> [YOUR INSTRUCTIONS]
Filter the data below for the string "Дата" and copy each matching line.

[Source records]
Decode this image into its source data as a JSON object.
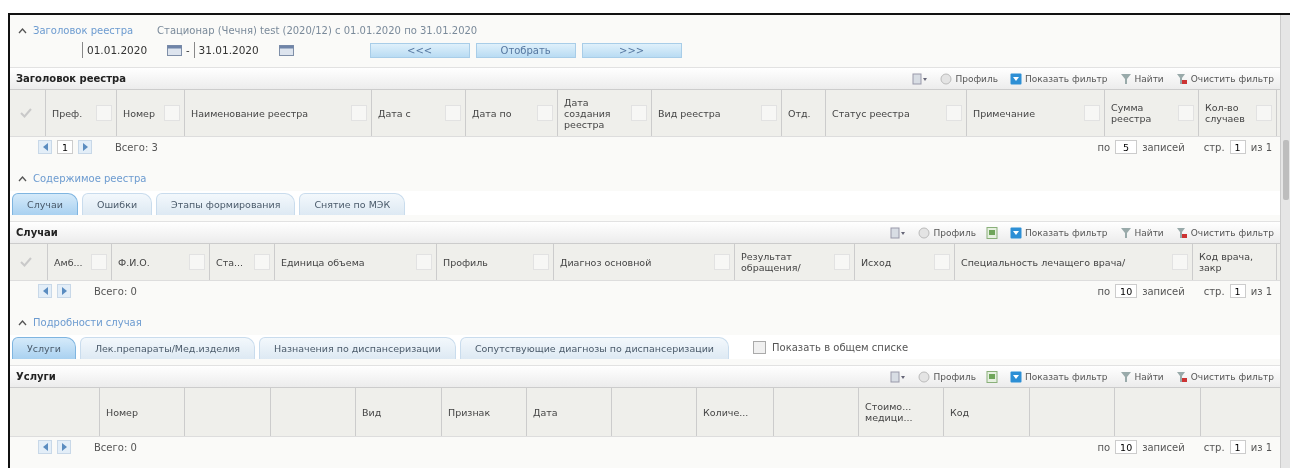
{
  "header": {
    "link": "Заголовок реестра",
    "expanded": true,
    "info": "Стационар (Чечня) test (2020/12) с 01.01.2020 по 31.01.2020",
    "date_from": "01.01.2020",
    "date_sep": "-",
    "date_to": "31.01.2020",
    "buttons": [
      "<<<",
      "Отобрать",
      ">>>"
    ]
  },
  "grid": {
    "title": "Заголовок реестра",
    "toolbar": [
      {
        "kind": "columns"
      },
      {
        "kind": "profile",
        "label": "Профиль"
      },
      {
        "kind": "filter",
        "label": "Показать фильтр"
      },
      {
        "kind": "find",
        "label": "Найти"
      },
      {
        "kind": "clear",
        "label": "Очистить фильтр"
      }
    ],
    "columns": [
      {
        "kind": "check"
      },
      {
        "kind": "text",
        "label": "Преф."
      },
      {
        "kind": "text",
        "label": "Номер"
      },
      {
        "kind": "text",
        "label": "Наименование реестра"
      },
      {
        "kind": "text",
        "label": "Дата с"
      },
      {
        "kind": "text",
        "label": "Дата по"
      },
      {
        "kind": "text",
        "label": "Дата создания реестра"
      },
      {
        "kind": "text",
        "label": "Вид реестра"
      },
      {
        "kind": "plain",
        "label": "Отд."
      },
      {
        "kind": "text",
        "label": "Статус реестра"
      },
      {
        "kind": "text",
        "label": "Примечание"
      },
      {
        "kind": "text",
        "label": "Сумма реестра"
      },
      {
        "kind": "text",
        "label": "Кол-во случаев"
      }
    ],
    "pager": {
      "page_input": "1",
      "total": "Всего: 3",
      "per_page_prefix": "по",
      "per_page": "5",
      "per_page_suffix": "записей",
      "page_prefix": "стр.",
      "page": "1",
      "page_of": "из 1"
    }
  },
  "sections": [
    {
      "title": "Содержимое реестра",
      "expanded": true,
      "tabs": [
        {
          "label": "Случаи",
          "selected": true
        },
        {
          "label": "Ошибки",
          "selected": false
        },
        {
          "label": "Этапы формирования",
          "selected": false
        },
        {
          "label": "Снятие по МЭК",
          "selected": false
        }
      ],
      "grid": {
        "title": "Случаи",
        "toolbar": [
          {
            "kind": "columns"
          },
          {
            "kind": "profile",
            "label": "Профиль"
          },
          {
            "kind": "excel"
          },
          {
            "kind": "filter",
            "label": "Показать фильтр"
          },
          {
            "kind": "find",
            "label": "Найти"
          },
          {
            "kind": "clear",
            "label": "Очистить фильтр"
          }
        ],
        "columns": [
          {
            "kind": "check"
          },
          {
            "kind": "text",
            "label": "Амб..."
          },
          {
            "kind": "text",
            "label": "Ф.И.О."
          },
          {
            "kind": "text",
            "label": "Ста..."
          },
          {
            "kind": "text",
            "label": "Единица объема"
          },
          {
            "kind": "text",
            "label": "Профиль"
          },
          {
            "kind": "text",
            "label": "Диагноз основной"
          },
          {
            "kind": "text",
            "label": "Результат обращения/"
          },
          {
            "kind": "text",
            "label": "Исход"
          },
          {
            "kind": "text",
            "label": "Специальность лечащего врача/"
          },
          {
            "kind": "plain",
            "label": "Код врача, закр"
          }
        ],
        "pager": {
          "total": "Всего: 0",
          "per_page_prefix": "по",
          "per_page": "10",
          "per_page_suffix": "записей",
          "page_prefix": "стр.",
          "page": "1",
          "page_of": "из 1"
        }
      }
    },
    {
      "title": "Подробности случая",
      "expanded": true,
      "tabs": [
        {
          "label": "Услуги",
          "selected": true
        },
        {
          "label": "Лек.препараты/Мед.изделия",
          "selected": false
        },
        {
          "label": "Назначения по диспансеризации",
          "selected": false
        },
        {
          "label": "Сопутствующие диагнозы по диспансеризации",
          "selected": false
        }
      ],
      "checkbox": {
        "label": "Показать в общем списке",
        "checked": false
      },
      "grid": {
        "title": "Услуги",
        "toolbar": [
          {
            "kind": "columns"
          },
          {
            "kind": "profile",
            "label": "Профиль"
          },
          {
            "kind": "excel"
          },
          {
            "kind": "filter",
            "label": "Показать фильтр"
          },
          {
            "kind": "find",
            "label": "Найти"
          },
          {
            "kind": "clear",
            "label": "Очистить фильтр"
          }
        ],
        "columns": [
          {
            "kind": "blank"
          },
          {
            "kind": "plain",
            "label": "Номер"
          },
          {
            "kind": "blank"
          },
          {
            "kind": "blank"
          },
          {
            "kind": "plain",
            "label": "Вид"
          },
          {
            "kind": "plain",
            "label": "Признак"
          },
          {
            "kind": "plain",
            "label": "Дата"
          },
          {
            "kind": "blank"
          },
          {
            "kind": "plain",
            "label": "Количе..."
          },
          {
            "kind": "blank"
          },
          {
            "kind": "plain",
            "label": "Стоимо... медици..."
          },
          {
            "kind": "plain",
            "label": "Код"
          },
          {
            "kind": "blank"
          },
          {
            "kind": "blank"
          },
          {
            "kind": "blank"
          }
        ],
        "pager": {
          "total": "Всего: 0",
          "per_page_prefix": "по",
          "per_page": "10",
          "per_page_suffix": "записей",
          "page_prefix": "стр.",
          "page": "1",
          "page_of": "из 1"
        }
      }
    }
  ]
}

==

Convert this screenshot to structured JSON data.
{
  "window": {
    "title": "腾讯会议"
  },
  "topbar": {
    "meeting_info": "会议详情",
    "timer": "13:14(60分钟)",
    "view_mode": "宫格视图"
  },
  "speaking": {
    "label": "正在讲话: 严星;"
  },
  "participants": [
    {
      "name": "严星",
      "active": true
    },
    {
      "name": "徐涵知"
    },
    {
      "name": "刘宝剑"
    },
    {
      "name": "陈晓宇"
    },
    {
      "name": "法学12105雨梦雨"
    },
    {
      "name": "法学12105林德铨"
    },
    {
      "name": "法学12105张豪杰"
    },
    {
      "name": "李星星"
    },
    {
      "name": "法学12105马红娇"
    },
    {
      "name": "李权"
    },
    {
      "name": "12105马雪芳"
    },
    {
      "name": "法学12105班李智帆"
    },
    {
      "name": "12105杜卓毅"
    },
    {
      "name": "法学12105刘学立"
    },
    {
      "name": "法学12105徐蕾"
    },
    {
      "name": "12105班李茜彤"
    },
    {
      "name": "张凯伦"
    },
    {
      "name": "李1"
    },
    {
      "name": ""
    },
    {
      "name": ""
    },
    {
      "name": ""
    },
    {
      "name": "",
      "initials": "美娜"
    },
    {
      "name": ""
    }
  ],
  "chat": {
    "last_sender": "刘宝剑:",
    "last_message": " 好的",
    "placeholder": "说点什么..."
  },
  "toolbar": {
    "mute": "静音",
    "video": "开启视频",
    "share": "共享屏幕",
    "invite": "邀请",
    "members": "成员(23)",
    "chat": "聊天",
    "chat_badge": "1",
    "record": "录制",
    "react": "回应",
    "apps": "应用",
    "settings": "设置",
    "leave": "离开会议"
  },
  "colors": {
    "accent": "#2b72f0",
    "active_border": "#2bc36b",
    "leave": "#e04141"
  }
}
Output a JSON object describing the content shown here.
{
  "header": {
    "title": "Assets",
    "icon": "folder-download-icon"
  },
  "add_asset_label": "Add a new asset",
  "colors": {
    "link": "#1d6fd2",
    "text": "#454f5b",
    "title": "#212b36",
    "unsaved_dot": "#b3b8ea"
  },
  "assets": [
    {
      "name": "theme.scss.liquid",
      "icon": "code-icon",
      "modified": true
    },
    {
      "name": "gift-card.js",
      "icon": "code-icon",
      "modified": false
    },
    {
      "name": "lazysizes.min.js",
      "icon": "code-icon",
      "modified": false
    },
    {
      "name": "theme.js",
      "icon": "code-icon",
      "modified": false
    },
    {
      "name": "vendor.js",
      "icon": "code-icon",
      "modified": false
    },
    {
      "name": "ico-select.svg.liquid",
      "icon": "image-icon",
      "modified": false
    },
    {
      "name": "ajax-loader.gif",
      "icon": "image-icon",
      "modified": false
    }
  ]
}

* * *

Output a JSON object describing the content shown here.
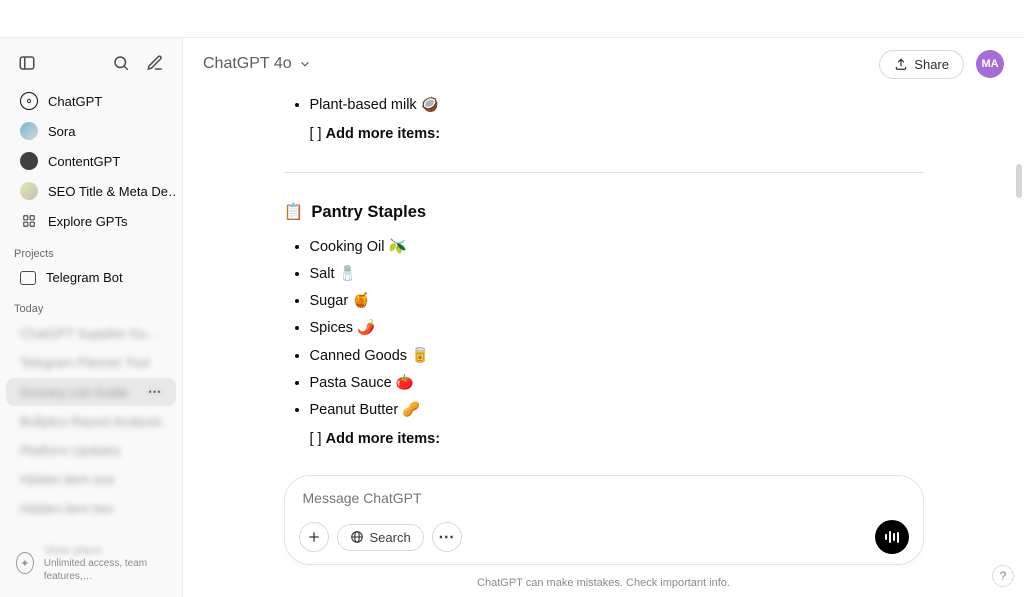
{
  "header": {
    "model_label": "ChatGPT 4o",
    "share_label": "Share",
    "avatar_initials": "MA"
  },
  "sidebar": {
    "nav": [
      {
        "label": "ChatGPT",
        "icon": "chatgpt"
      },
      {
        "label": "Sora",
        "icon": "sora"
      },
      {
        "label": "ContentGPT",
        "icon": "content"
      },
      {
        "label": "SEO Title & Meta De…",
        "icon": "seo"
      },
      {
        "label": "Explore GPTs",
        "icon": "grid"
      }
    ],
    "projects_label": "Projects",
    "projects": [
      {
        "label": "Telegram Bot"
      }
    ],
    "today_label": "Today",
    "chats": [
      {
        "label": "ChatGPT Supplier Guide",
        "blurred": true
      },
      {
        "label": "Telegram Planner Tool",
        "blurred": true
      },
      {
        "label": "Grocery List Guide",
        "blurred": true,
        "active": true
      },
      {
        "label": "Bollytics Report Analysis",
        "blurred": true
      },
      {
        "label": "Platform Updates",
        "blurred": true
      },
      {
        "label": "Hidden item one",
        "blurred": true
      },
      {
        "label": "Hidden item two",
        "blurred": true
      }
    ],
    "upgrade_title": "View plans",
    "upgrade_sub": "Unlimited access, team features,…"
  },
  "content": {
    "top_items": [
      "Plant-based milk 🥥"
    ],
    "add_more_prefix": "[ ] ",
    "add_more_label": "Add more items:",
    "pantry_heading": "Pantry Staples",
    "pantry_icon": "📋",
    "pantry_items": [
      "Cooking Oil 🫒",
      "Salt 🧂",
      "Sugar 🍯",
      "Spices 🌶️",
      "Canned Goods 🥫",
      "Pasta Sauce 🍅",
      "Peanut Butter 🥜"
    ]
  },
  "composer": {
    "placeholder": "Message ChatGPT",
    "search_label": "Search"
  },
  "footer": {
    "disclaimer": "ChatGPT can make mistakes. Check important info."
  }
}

> [EXERCISE SOLUTION]
        "label": "Дата с"
        "label": "Дата по"
        "label": "Дата создания реестра"
            "label": "Дата"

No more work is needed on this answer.